[Records excerpted from a collection]
--- --- ---

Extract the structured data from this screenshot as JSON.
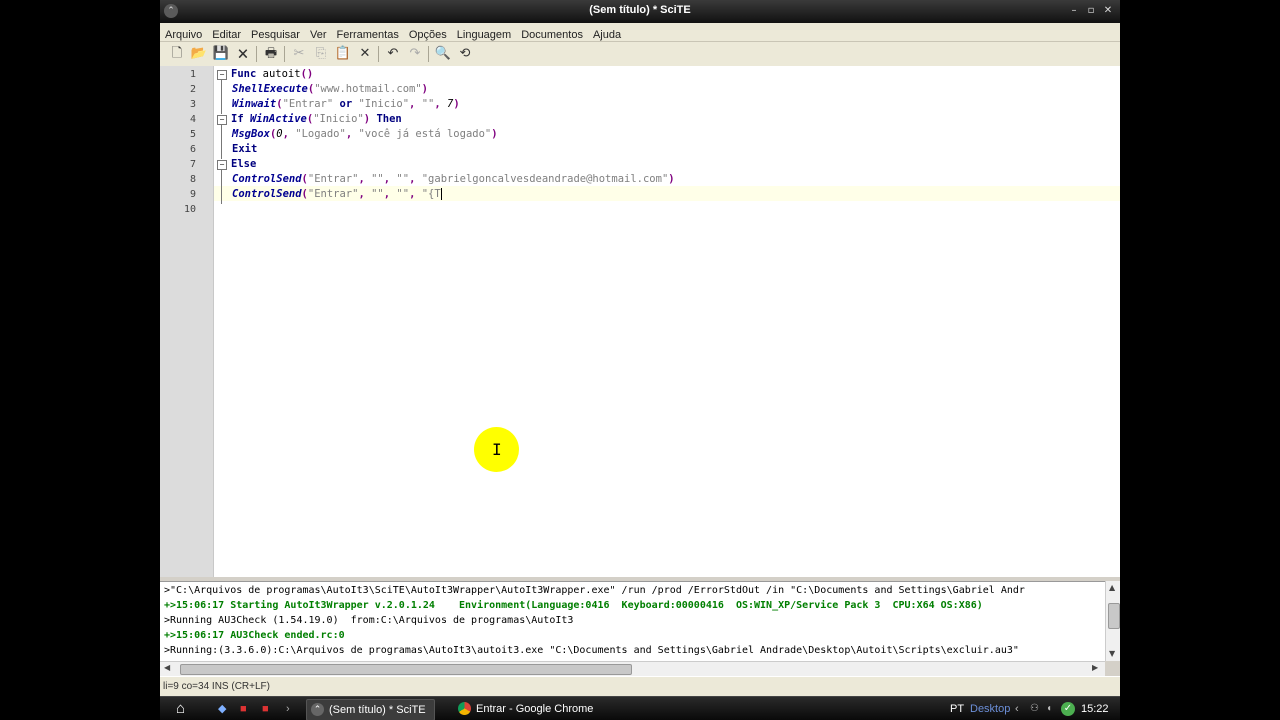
{
  "window": {
    "title": "(Sem título) * SciTE"
  },
  "menu": [
    "Arquivo",
    "Editar",
    "Pesquisar",
    "Ver",
    "Ferramentas",
    "Opções",
    "Linguagem",
    "Documentos",
    "Ajuda"
  ],
  "editor": {
    "line_numbers": [
      "1",
      "2",
      "3",
      "4",
      "5",
      "6",
      "7",
      "8",
      "9",
      "10"
    ],
    "lines": [
      [
        {
          "t": "Func",
          "c": "kw"
        },
        {
          "t": " autoit",
          "c": ""
        },
        {
          "t": "()",
          "c": "op"
        }
      ],
      [
        {
          "t": "ShellExecute",
          "c": "fn"
        },
        {
          "t": "(",
          "c": "op"
        },
        {
          "t": "\"www.hotmail.com\"",
          "c": "str"
        },
        {
          "t": ")",
          "c": "op"
        }
      ],
      [
        {
          "t": "Winwait",
          "c": "fn"
        },
        {
          "t": "(",
          "c": "op"
        },
        {
          "t": "\"Entrar\"",
          "c": "str"
        },
        {
          "t": " or ",
          "c": "kw"
        },
        {
          "t": "\"Inicio\"",
          "c": "str"
        },
        {
          "t": ", ",
          "c": "op"
        },
        {
          "t": "\"\"",
          "c": "str"
        },
        {
          "t": ", ",
          "c": "op"
        },
        {
          "t": "7",
          "c": "num"
        },
        {
          "t": ")",
          "c": "op"
        }
      ],
      [
        {
          "t": "If ",
          "c": "kw"
        },
        {
          "t": "WinActive",
          "c": "fn"
        },
        {
          "t": "(",
          "c": "op"
        },
        {
          "t": "\"Inicio\"",
          "c": "str"
        },
        {
          "t": ") ",
          "c": "op"
        },
        {
          "t": "Then",
          "c": "kw"
        }
      ],
      [
        {
          "t": "MsgBox",
          "c": "fn"
        },
        {
          "t": "(",
          "c": "op"
        },
        {
          "t": "0",
          "c": "num"
        },
        {
          "t": ", ",
          "c": "op"
        },
        {
          "t": "\"Logado\"",
          "c": "str"
        },
        {
          "t": ", ",
          "c": "op"
        },
        {
          "t": "\"você já está logado\"",
          "c": "str"
        },
        {
          "t": ")",
          "c": "op"
        }
      ],
      [
        {
          "t": "Exit",
          "c": "kw"
        }
      ],
      [
        {
          "t": "Else",
          "c": "kw"
        }
      ],
      [
        {
          "t": "ControlSend",
          "c": "fn"
        },
        {
          "t": "(",
          "c": "op"
        },
        {
          "t": "\"Entrar\"",
          "c": "str"
        },
        {
          "t": ", ",
          "c": "op"
        },
        {
          "t": "\"\"",
          "c": "str"
        },
        {
          "t": ", ",
          "c": "op"
        },
        {
          "t": "\"\"",
          "c": "str"
        },
        {
          "t": ", ",
          "c": "op"
        },
        {
          "t": "\"gabrielgoncalvesdeandrade@hotmail.com\"",
          "c": "str"
        },
        {
          "t": ")",
          "c": "op"
        }
      ],
      [
        {
          "t": "ControlSend",
          "c": "fn"
        },
        {
          "t": "(",
          "c": "op"
        },
        {
          "t": "\"Entrar\"",
          "c": "str"
        },
        {
          "t": ", ",
          "c": "op"
        },
        {
          "t": "\"\"",
          "c": "str"
        },
        {
          "t": ", ",
          "c": "op"
        },
        {
          "t": "\"\"",
          "c": "str"
        },
        {
          "t": ", ",
          "c": "op"
        },
        {
          "t": "\"{T",
          "c": "str"
        }
      ],
      []
    ]
  },
  "output": {
    "lines": [
      {
        "text": ">\"C:\\Arquivos de programas\\AutoIt3\\SciTE\\AutoIt3Wrapper\\AutoIt3Wrapper.exe\" /run /prod /ErrorStdOut /in \"C:\\Documents and Settings\\Gabriel Andr",
        "style": ""
      },
      {
        "text": "+>15:06:17 Starting AutoIt3Wrapper v.2.0.1.24    Environment(Language:0416  Keyboard:00000416  OS:WIN_XP/Service Pack 3  CPU:X64 OS:X86)",
        "style": "green"
      },
      {
        "text": ">Running AU3Check (1.54.19.0)  from:C:\\Arquivos de programas\\AutoIt3",
        "style": ""
      },
      {
        "text": "+>15:06:17 AU3Check ended.rc:0",
        "style": "green"
      },
      {
        "text": ">Running:(3.3.6.0):C:\\Arquivos de programas\\AutoIt3\\autoit3.exe \"C:\\Documents and Settings\\Gabriel Andrade\\Desktop\\Autoit\\Scripts\\excluir.au3\"",
        "style": ""
      }
    ]
  },
  "status": {
    "text": "li=9 co=34 INS (CR+LF)"
  },
  "taskbar": {
    "windows": [
      {
        "label": "(Sem título) * SciTE",
        "active": true
      },
      {
        "label": "Entrar - Google Chrome",
        "active": false
      }
    ],
    "lang": "PT",
    "desktop": "Desktop",
    "clock": "15:22"
  }
}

--- --- ---

Pull out every line in the data above that has the word "Settings".

Full answer
        "text": ">\"C:\\Arquivos de programas\\AutoIt3\\SciTE\\AutoIt3Wrapper\\AutoIt3Wrapper.exe\" /run /prod /ErrorStdOut /in \"C:\\Documents and Settings\\Gabriel Andr",
        "text": ">Running:(3.3.6.0):C:\\Arquivos de programas\\AutoIt3\\autoit3.exe \"C:\\Documents and Settings\\Gabriel Andrade\\Desktop\\Autoit\\Scripts\\excluir.au3\"",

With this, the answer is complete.